**Input**
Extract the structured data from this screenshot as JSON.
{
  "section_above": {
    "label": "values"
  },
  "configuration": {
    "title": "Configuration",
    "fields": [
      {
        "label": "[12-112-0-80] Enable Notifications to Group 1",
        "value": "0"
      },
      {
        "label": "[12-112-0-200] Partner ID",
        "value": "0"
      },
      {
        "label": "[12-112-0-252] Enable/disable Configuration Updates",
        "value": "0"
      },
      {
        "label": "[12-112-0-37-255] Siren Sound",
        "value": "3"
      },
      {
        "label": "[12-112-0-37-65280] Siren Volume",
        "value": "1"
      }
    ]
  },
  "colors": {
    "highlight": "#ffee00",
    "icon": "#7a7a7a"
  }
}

**The problem**
Restate the data above exactly, keeping each word as it stands.

**In response**
Extract the structured data from this screenshot as JSON.
{
  "section_above": {
    "label": "values"
  },
  "configuration": {
    "title": "Configuration",
    "fields": [
      {
        "label": "[12-112-0-80] Enable Notifications to Group 1",
        "value": "0"
      },
      {
        "label": "[12-112-0-200] Partner ID",
        "value": "0"
      },
      {
        "label": "[12-112-0-252] Enable/disable Configuration Updates",
        "value": "0"
      },
      {
        "label": "[12-112-0-37-255] Siren Sound",
        "value": "3"
      },
      {
        "label": "[12-112-0-37-65280] Siren Volume",
        "value": "1"
      }
    ]
  },
  "colors": {
    "highlight": "#ffee00",
    "icon": "#7a7a7a"
  }
}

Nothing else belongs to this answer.